Instructions to follow.
Reproduce the lines exactly, beginning with the line that has "Read the values" and ending with the line that has "Decode this image". Images are left out.

Extracts from a graphics dataset

[Start]

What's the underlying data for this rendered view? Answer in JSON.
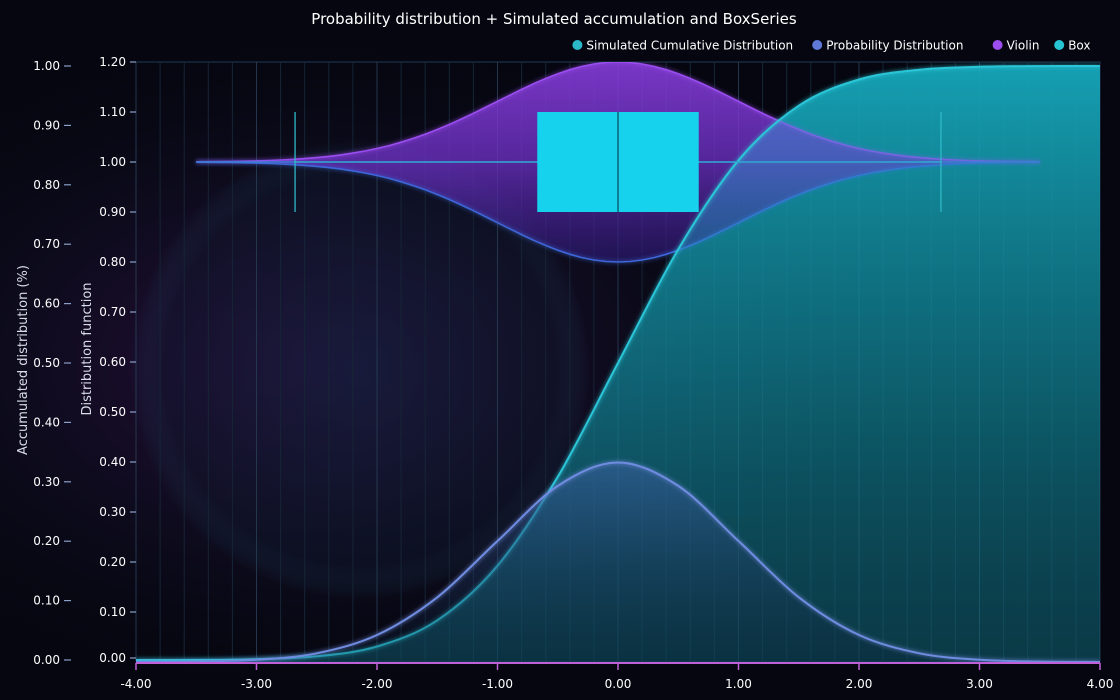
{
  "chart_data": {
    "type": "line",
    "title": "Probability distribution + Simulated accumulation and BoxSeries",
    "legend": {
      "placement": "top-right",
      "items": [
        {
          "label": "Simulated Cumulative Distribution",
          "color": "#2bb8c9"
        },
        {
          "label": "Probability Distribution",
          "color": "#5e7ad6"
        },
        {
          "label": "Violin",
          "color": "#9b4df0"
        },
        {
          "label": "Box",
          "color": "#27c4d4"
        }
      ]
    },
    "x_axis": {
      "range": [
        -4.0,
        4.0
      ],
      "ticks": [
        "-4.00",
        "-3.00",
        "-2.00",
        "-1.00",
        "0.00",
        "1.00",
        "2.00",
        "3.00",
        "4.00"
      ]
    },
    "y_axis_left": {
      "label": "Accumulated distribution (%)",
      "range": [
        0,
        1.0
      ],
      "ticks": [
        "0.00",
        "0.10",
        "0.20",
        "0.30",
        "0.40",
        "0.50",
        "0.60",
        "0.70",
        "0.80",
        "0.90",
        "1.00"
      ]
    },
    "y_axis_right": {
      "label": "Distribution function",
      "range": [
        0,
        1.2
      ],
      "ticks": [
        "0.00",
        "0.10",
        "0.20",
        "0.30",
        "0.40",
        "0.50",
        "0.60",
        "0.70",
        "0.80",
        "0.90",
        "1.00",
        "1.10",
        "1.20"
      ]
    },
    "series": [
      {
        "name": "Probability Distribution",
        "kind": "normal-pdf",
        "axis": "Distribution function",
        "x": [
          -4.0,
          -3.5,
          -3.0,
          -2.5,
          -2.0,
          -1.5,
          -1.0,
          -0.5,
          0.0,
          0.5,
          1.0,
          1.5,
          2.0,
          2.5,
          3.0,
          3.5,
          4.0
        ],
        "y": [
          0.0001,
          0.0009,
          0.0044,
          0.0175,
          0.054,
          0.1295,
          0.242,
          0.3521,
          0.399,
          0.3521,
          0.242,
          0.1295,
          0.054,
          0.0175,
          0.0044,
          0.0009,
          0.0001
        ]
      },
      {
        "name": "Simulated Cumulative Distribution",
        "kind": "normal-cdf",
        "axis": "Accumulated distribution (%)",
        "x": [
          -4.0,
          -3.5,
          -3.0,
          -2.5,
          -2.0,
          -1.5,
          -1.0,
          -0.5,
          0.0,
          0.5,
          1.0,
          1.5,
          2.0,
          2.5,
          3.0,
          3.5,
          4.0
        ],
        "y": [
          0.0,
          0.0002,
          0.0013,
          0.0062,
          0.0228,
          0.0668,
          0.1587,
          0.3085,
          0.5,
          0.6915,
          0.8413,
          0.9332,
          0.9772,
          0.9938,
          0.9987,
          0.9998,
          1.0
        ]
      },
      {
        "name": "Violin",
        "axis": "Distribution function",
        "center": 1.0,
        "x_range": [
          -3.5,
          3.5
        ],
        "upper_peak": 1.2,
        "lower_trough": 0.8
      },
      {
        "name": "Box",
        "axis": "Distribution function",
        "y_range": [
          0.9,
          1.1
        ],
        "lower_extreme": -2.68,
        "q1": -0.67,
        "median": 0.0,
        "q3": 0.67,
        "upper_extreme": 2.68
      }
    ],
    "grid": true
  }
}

[End]
[Start]

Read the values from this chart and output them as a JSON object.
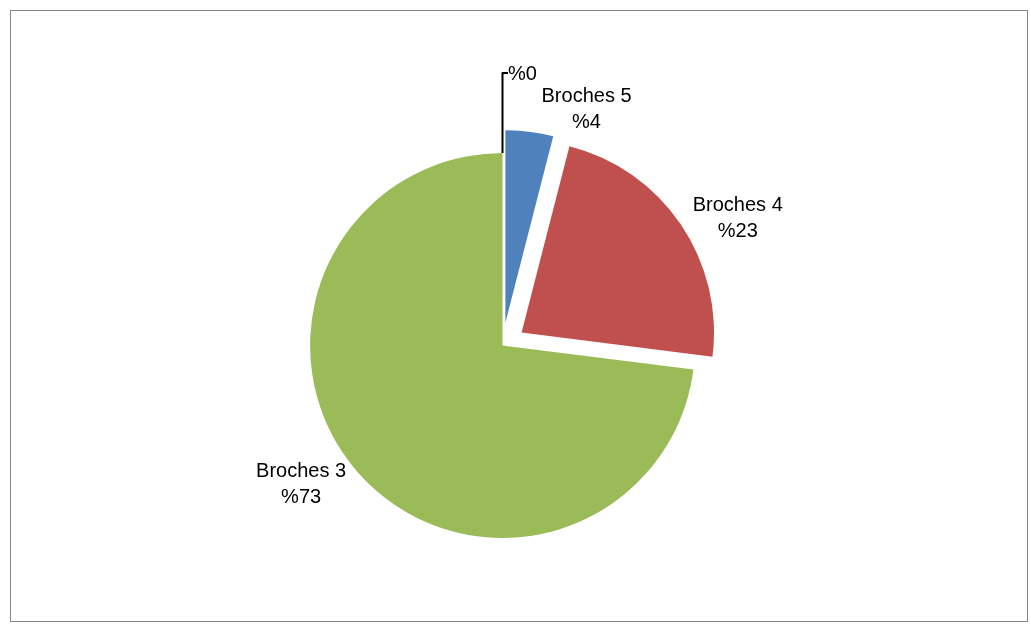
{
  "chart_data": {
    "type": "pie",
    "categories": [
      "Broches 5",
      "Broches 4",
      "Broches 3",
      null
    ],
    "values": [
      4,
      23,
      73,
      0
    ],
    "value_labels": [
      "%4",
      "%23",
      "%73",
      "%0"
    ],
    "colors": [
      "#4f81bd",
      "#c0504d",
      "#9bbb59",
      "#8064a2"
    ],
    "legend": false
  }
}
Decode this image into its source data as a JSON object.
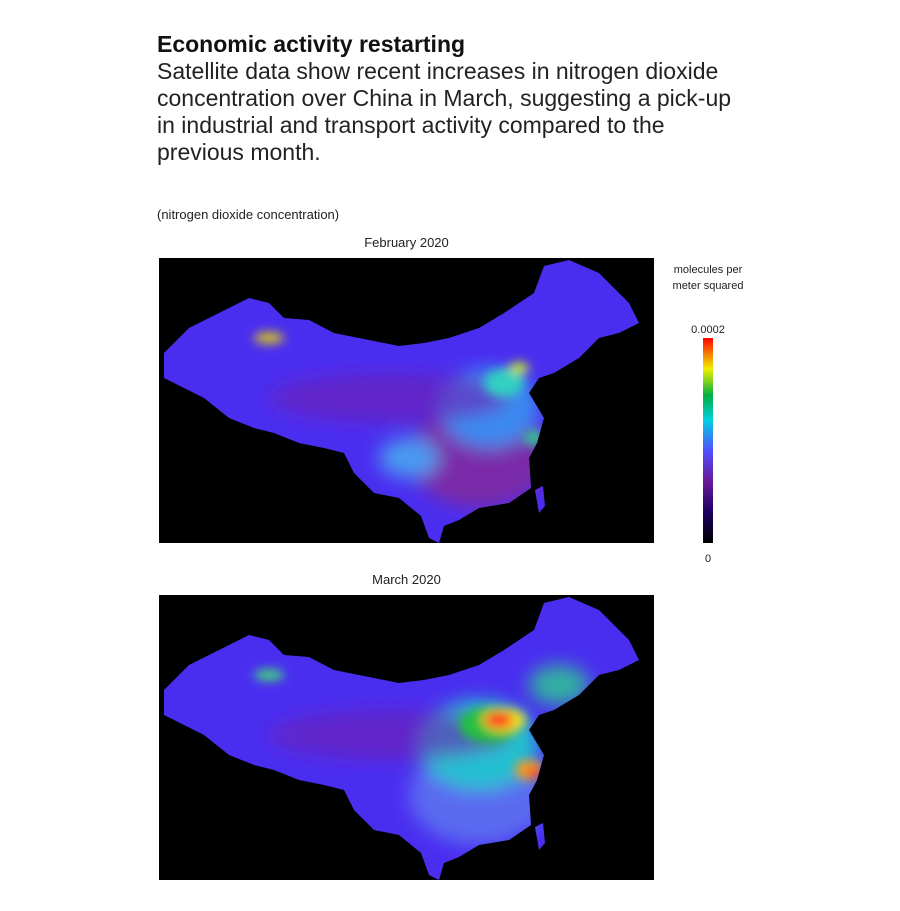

[End]

Response.
Read the values from this chart and output them as a JSON object.
{
  "chart_data": {
    "type": "pie",
    "categories": [
      "Broches 5",
      "Broches 4",
      "Broches 3",
      null
    ],
    "values": [
      4,
      23,
      73,
      0
    ],
    "value_labels": [
      "%4",
      "%23",
      "%73",
      "%0"
    ],
    "colors": [
      "#4f81bd",
      "#c0504d",
      "#9bbb59",
      "#8064a2"
    ],
    "legend": false
  }
}
Decode this image into its source data as a JSON object.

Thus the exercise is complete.